WHAT IS NEEDED -> Sort through the entries below and pull out lines containing the word "JSON".

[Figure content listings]
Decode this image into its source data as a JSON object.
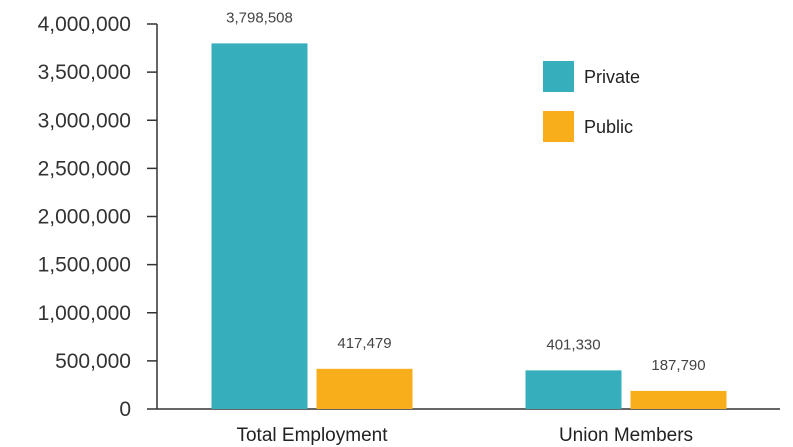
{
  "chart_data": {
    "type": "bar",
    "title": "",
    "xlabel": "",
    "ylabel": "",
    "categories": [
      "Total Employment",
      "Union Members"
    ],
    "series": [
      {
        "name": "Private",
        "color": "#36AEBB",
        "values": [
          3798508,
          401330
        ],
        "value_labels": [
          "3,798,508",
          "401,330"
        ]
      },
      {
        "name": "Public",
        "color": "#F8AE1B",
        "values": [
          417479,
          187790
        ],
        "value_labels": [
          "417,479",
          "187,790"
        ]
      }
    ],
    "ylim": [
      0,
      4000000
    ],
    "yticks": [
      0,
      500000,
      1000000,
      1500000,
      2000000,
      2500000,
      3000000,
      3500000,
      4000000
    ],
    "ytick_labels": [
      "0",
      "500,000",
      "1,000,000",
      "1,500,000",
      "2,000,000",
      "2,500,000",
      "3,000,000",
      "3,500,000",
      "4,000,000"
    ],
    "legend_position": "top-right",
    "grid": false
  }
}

==

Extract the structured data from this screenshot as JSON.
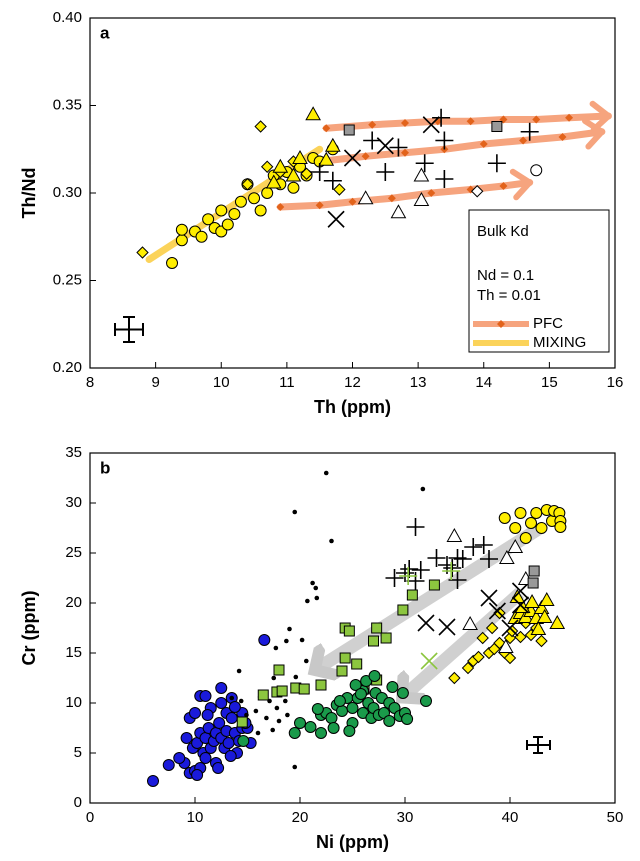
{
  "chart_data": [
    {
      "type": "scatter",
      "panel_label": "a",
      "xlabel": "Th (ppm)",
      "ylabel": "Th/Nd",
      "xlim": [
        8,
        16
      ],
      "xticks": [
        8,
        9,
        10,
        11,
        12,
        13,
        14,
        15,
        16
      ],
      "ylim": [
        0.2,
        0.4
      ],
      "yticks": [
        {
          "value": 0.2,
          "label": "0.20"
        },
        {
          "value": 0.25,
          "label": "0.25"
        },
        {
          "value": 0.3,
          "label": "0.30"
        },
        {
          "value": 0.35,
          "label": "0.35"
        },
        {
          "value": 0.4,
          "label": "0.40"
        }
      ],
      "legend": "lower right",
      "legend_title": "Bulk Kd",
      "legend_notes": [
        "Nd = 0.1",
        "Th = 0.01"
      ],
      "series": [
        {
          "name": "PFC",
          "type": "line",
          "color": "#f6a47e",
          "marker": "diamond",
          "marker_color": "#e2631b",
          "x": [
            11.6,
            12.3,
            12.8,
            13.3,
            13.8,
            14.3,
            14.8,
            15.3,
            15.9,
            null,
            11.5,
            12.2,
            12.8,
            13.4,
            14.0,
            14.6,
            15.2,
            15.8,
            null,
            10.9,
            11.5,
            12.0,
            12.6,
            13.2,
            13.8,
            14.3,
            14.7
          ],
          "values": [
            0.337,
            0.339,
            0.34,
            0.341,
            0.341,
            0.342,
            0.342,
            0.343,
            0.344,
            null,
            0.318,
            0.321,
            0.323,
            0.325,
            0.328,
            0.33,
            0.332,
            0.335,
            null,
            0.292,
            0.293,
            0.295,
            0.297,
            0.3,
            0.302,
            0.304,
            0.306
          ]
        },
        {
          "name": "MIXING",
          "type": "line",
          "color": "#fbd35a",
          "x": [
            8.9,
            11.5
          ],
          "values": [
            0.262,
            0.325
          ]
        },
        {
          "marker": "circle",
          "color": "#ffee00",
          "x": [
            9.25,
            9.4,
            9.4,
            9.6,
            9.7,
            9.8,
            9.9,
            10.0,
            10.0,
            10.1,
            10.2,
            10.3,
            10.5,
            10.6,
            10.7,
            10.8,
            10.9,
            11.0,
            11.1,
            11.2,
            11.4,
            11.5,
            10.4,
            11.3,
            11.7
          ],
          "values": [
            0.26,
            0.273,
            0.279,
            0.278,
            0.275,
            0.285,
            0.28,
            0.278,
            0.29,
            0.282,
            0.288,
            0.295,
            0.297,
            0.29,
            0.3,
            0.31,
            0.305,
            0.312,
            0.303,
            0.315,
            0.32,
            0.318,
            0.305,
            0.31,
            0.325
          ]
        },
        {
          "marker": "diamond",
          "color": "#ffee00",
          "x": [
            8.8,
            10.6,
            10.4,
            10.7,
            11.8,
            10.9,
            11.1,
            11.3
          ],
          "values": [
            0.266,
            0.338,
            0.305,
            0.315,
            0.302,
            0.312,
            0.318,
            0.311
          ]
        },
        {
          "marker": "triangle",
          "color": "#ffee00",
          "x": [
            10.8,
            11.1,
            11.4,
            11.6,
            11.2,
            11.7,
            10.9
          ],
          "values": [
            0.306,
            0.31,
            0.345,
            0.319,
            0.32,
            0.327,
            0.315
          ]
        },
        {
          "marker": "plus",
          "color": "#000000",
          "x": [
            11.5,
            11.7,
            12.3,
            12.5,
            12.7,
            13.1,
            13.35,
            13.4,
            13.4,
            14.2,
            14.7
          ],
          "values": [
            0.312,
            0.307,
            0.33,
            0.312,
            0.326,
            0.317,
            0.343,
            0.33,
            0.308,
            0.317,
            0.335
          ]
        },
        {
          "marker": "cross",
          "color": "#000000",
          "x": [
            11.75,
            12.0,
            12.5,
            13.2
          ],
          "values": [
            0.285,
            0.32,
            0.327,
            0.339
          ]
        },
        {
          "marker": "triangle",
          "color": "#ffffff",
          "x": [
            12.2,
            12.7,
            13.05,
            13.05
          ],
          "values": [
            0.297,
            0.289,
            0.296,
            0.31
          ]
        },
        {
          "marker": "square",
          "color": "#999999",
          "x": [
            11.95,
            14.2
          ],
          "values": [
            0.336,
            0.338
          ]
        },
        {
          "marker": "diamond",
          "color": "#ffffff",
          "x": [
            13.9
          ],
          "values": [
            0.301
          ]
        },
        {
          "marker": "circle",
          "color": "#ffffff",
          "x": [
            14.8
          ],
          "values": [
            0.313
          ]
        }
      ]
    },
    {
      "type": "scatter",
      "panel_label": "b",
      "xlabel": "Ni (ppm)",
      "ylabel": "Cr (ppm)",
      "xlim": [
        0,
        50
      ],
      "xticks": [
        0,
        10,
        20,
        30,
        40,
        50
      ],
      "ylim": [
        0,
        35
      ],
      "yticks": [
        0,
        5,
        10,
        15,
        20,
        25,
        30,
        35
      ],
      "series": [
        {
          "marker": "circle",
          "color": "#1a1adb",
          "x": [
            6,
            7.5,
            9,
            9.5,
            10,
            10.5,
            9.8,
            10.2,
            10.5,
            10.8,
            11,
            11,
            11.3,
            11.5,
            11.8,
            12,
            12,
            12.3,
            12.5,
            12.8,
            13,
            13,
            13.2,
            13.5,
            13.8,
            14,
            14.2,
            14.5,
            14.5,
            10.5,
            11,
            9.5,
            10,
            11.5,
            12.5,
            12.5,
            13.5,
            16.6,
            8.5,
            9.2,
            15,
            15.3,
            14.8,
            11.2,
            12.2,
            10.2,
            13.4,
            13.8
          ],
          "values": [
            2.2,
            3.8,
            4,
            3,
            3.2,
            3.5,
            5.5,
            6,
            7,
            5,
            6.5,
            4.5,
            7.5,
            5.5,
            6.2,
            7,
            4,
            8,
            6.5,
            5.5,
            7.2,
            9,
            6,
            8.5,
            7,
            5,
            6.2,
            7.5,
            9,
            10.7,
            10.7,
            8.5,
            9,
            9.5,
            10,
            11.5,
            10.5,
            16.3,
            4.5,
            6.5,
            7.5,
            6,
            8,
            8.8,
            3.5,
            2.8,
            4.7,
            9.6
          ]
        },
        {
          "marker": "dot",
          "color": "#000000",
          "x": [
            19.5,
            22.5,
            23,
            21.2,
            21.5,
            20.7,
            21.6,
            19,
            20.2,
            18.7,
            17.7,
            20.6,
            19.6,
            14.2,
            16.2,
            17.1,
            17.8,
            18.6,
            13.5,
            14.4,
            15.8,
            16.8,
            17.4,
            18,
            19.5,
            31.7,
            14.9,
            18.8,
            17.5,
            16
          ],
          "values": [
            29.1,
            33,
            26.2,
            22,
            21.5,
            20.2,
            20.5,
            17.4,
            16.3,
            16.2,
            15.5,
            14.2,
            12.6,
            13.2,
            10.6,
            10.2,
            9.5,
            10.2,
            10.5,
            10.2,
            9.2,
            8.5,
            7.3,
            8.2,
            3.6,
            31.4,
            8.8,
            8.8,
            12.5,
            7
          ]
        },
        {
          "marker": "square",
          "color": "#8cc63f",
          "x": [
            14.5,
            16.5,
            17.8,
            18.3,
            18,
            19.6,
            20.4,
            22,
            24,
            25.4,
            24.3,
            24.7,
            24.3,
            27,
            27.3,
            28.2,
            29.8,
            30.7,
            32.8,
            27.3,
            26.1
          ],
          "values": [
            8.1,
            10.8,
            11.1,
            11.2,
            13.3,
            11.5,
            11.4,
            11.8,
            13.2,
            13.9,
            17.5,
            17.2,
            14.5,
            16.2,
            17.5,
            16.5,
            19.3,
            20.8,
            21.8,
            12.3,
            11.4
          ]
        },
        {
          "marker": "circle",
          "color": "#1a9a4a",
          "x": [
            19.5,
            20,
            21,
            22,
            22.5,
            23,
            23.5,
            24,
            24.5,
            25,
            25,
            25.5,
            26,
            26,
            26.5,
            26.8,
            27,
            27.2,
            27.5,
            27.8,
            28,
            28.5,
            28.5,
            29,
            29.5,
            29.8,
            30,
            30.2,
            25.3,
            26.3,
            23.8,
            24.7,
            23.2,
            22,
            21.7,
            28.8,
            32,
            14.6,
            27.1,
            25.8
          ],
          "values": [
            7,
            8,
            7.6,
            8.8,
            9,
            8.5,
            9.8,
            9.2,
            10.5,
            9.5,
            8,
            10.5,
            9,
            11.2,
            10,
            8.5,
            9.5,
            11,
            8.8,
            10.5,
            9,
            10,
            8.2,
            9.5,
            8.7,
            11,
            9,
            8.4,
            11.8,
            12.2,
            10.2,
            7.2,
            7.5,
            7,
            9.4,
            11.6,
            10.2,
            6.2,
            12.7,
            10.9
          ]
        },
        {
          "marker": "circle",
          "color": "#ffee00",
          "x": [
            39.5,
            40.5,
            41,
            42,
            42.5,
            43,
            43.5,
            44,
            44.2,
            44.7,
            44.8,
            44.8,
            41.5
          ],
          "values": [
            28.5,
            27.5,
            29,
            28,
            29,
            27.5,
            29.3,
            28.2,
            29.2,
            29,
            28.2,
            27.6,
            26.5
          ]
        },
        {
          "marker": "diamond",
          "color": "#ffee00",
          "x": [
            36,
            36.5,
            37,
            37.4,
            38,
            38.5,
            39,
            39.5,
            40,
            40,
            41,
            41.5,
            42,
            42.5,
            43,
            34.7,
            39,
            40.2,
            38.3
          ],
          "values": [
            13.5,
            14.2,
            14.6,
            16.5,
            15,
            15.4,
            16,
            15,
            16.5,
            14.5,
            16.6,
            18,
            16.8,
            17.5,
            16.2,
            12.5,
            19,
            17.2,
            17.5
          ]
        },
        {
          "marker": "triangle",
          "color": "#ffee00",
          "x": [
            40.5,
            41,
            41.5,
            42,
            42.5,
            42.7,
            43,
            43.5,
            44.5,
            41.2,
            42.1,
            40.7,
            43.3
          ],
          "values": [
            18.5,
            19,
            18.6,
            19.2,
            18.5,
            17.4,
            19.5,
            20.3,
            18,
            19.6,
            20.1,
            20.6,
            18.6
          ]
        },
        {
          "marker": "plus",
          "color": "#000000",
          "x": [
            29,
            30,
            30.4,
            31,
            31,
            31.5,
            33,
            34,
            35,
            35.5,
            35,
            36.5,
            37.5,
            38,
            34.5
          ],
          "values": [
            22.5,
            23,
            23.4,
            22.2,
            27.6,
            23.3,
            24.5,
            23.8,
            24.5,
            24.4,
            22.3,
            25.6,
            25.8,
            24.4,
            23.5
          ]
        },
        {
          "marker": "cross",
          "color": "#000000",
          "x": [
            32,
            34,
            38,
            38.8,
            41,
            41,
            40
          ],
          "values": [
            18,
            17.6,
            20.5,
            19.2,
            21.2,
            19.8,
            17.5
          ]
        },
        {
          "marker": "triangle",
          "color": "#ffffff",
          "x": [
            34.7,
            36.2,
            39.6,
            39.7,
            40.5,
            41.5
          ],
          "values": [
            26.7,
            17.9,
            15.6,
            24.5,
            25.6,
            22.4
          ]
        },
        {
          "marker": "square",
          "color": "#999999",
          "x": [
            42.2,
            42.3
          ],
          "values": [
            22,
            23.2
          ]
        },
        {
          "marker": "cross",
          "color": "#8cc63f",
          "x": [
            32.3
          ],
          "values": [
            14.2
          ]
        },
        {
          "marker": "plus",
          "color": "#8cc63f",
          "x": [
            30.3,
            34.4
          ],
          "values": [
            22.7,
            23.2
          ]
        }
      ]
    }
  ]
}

OUTPUT FOR THIS TASK ->
Decode this image into its source data as a JSON object.
Extract the structured data from this screenshot as JSON.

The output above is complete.